(Dataset entries)
►

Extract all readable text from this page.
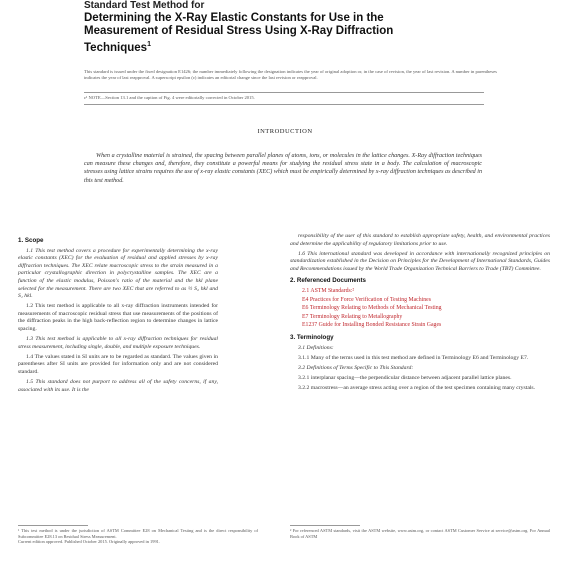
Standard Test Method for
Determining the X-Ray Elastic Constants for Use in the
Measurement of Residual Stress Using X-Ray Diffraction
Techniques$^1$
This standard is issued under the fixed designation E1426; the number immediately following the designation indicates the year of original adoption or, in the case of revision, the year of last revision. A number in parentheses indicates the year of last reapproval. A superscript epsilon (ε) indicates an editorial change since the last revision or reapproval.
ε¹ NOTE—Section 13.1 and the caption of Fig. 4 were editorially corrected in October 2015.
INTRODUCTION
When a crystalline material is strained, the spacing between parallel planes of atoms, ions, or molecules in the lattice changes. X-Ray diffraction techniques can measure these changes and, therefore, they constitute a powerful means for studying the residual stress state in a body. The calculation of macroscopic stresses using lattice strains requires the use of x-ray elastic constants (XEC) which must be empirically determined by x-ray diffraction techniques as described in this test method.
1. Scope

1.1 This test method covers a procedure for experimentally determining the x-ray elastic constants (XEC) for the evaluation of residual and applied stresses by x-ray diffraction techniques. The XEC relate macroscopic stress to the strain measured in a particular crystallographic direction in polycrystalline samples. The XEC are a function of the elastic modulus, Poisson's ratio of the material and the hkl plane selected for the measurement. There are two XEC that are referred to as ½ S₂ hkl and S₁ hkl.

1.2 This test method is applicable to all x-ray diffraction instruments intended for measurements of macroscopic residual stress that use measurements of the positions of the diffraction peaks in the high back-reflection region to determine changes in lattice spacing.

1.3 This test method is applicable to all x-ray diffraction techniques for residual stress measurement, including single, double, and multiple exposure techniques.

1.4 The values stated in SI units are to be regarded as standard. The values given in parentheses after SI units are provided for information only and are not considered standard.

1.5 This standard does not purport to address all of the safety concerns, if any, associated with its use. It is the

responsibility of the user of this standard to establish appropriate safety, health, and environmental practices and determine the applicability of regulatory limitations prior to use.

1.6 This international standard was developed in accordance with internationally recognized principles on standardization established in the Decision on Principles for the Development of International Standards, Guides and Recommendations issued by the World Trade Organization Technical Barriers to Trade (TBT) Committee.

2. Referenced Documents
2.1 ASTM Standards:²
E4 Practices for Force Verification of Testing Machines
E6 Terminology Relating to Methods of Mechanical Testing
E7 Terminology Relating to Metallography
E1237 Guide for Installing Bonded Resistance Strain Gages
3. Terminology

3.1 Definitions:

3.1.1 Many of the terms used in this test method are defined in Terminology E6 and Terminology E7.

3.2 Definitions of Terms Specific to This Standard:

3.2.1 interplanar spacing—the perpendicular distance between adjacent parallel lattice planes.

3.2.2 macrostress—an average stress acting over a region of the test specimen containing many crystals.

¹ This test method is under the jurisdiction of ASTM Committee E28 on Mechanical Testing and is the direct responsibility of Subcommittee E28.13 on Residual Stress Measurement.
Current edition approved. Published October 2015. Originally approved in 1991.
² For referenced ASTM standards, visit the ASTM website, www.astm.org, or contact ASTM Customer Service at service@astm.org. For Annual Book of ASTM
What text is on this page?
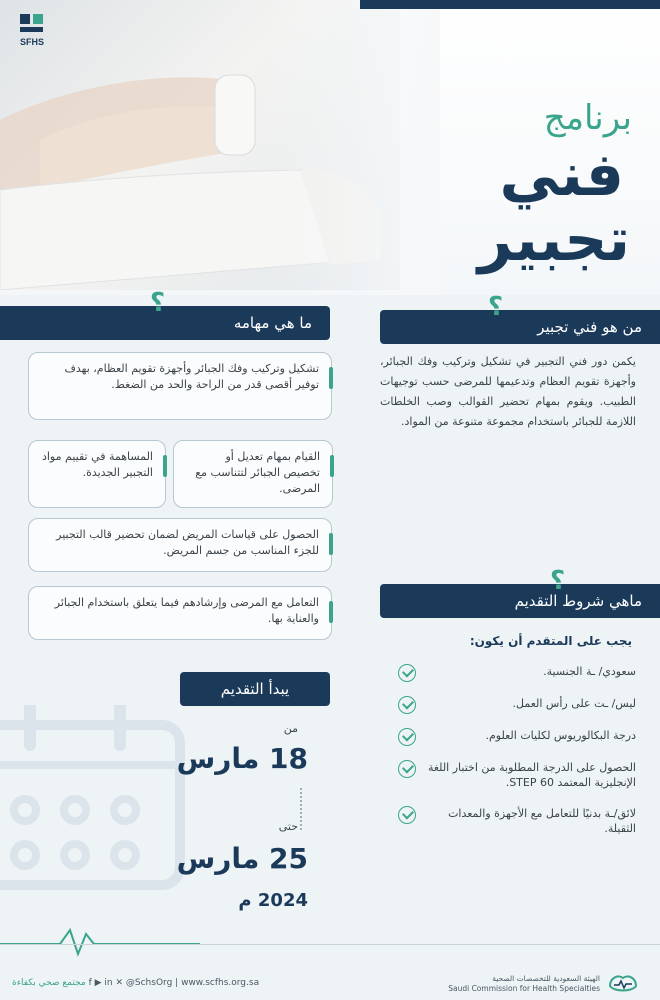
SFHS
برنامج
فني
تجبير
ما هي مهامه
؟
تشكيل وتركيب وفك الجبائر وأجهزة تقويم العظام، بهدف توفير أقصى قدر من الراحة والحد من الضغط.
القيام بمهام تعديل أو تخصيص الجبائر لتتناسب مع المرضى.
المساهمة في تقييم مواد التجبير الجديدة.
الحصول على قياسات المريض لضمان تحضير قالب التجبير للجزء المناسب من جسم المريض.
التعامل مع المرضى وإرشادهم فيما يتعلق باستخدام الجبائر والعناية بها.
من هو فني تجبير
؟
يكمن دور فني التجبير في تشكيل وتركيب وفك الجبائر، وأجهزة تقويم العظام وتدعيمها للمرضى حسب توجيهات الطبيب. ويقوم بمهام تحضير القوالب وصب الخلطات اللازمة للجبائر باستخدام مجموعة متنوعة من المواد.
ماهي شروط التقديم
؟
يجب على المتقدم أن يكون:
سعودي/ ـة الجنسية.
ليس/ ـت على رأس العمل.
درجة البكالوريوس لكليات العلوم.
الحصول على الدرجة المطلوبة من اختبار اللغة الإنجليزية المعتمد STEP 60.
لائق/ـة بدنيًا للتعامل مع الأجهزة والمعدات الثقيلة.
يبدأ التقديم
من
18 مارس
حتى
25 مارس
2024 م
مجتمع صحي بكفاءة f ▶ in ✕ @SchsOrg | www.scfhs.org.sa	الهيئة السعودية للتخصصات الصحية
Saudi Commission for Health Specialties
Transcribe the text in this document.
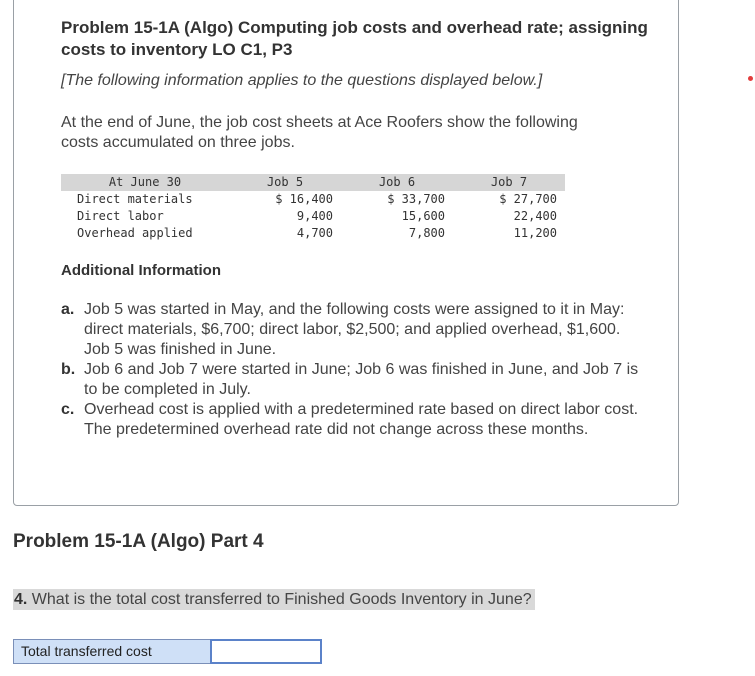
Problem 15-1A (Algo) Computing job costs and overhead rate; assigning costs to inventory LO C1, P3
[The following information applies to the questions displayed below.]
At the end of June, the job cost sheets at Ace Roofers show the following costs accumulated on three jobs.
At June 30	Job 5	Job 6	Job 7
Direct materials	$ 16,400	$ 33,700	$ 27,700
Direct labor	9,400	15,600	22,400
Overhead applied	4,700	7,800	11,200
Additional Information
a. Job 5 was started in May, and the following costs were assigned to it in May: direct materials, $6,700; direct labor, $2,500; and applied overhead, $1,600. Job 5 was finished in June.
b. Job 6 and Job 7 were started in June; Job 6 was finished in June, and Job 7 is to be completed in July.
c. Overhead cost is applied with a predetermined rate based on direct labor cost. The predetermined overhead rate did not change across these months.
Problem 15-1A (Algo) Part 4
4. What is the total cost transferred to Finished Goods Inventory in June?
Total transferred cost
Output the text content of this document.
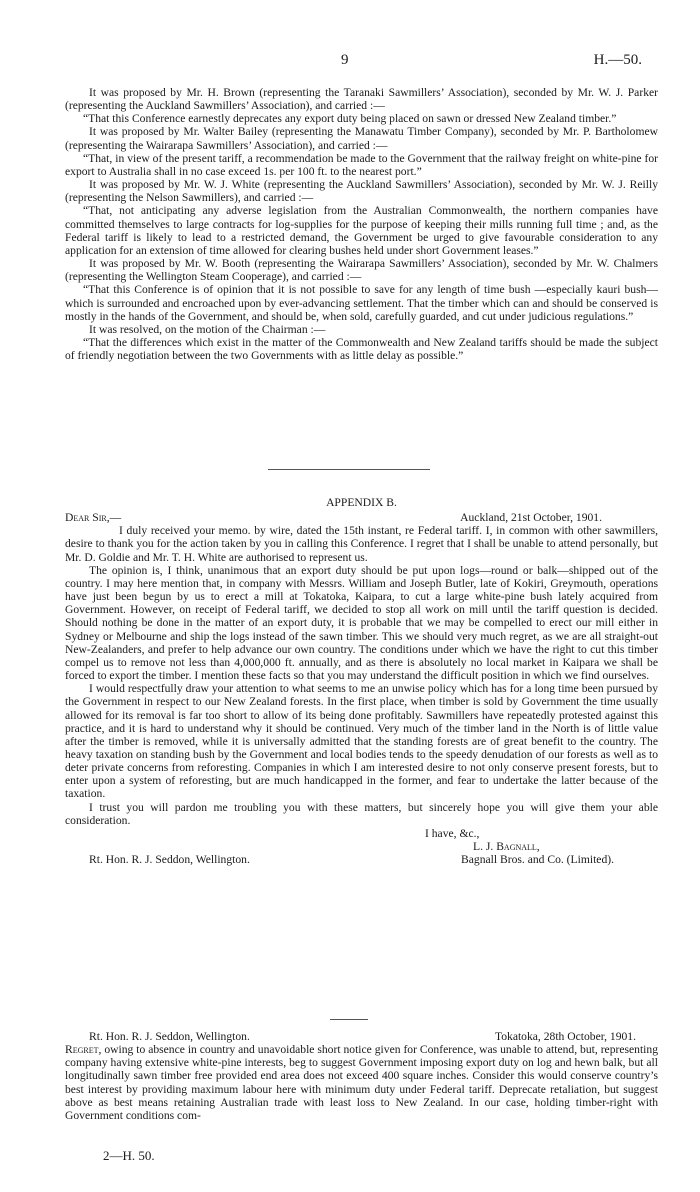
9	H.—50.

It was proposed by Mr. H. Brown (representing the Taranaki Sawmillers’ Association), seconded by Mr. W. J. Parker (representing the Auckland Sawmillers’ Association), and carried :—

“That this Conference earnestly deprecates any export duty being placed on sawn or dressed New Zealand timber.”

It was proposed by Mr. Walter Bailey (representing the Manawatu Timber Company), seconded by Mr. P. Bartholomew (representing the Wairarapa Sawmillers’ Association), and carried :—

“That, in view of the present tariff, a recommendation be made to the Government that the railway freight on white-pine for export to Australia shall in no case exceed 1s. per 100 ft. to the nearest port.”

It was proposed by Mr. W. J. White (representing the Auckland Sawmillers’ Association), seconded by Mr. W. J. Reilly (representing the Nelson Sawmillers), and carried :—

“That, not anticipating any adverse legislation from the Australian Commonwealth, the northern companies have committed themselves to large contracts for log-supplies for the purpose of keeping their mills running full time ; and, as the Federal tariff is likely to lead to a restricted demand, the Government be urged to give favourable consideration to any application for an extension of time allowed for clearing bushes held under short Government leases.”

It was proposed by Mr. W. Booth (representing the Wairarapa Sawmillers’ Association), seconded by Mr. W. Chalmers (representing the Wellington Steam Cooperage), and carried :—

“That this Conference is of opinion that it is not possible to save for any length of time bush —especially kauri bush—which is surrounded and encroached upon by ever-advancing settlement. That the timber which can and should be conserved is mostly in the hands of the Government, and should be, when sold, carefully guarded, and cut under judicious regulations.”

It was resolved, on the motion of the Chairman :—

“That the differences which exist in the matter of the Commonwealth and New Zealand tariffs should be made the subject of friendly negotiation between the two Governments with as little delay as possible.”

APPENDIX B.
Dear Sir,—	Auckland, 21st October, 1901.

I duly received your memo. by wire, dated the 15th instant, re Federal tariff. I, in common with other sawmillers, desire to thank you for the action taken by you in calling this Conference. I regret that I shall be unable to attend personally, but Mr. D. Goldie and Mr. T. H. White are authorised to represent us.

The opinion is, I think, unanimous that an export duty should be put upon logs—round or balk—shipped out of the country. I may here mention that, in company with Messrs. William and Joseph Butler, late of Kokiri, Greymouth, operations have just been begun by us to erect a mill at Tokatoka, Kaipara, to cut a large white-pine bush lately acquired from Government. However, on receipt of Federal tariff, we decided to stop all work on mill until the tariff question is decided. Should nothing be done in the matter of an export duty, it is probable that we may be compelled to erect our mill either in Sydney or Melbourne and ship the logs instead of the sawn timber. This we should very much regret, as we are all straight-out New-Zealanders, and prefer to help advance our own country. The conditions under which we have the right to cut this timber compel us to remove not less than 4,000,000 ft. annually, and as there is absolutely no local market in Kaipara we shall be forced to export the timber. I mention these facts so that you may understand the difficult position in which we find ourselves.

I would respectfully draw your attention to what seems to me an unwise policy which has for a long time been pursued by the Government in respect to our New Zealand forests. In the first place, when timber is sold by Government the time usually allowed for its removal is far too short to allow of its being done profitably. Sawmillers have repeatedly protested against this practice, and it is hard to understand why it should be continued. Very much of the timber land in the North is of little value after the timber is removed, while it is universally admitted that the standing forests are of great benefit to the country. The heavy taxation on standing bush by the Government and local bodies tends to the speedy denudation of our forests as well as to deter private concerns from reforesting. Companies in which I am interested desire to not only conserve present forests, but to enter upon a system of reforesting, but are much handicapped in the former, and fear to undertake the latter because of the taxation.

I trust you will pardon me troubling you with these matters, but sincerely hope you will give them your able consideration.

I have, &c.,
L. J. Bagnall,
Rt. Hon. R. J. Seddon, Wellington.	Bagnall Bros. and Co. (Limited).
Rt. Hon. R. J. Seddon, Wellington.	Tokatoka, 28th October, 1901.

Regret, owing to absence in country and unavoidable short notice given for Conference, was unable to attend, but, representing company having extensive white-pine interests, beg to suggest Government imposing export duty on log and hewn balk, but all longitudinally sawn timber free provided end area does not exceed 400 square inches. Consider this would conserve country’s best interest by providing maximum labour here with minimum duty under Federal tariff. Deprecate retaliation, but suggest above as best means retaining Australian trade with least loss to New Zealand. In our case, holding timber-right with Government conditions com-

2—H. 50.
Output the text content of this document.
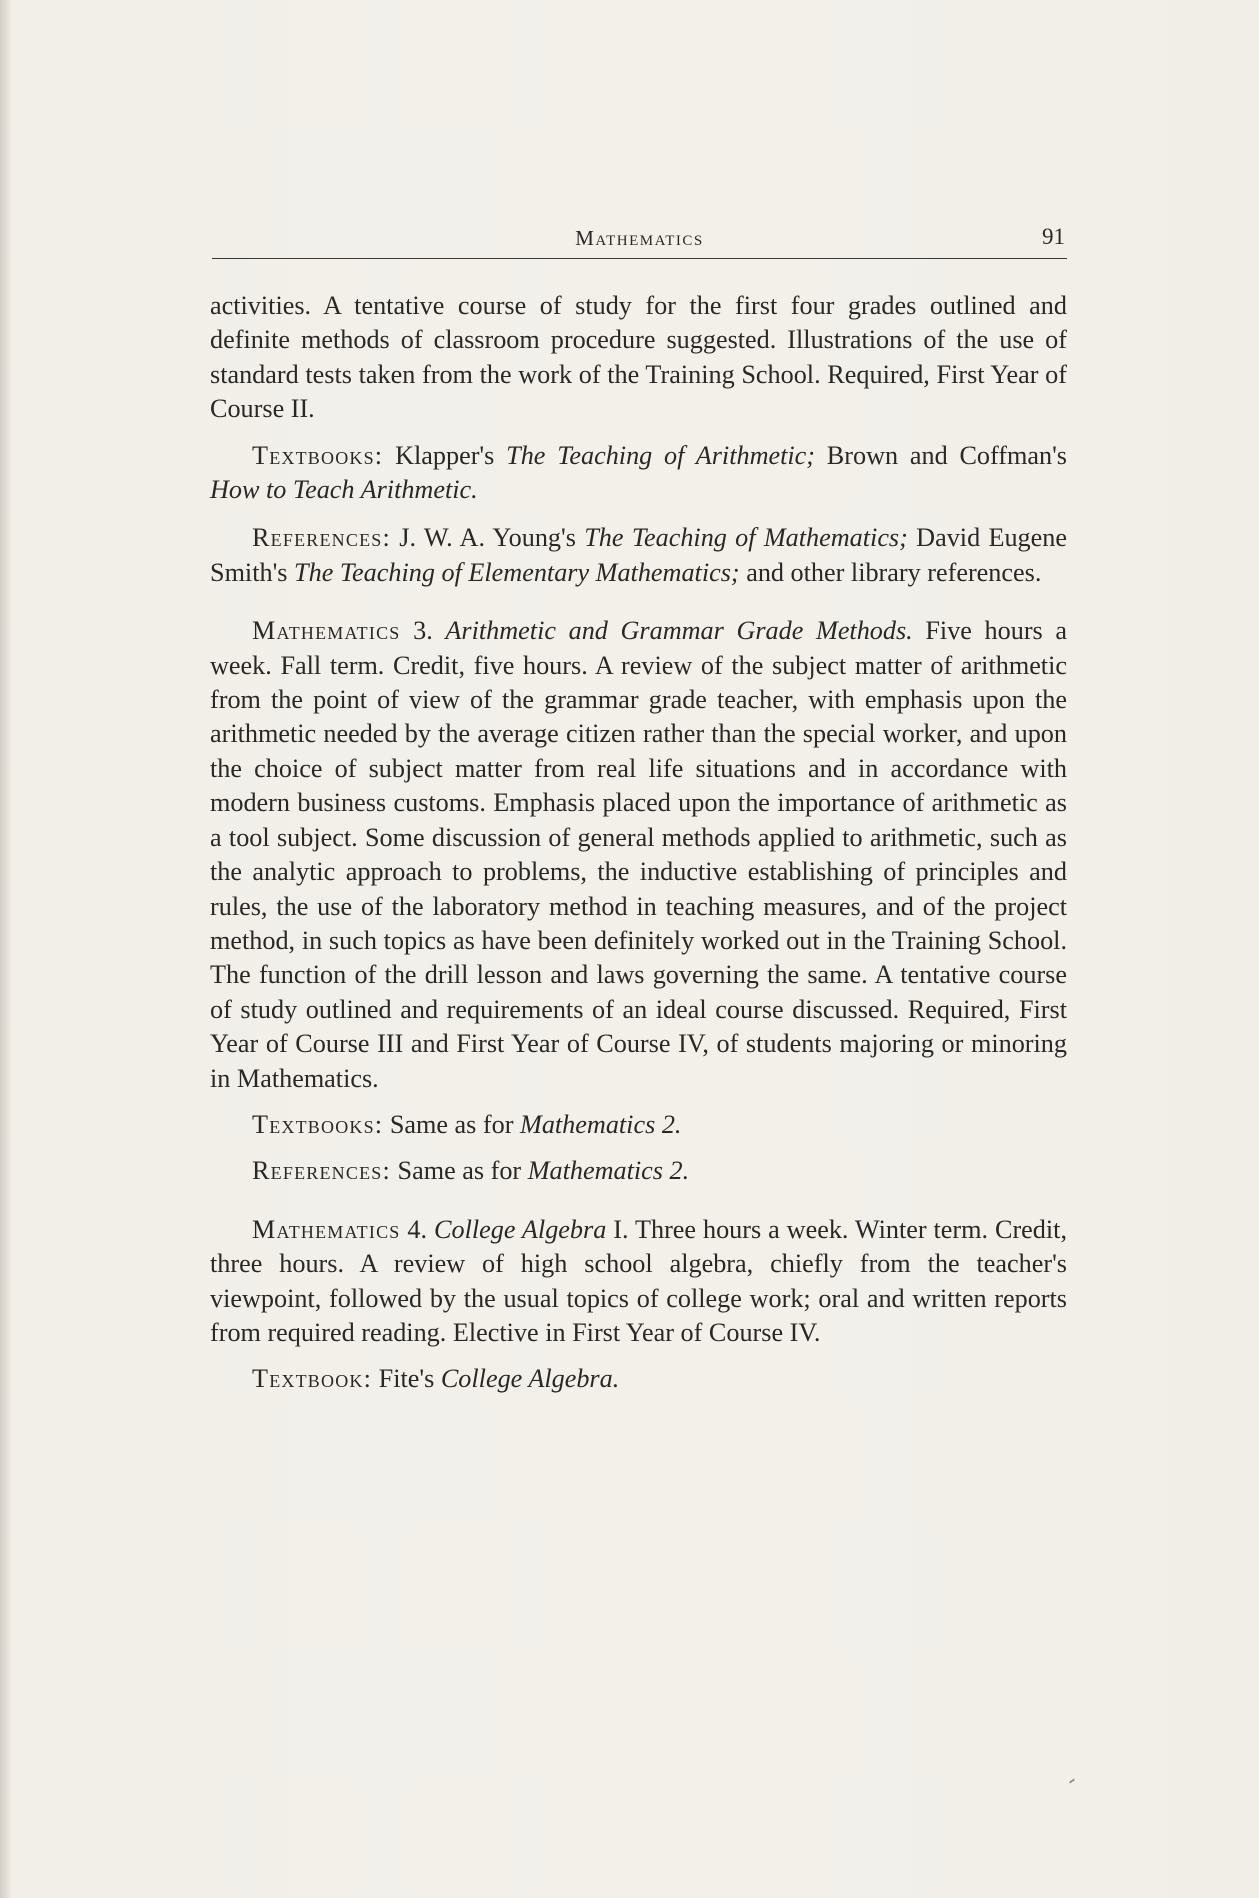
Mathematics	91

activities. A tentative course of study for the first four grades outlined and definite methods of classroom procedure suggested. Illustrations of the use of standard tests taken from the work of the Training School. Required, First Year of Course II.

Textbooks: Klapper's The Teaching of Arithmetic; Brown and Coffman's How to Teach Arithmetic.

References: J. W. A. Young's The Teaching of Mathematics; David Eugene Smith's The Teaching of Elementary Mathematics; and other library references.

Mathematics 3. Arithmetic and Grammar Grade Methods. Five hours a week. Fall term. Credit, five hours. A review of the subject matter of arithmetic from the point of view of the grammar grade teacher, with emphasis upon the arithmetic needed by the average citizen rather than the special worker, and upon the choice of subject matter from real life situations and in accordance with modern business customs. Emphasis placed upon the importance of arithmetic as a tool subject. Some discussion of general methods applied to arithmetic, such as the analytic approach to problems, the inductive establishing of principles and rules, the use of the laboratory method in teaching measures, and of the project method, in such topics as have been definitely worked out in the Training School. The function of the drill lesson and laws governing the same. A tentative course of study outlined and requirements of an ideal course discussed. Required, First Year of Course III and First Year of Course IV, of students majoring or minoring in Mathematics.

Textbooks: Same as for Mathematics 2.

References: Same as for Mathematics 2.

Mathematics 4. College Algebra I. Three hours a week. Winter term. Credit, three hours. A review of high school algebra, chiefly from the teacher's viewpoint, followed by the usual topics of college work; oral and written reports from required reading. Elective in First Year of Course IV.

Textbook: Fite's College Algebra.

◄

■ **THE REQUEST**:
Show the lines of the records that include the string "transferred".

■ **COMPLETE RESPONSE**:
4. What is the total cost transferred to Finished Goods Inventory in June?
Total transferred cost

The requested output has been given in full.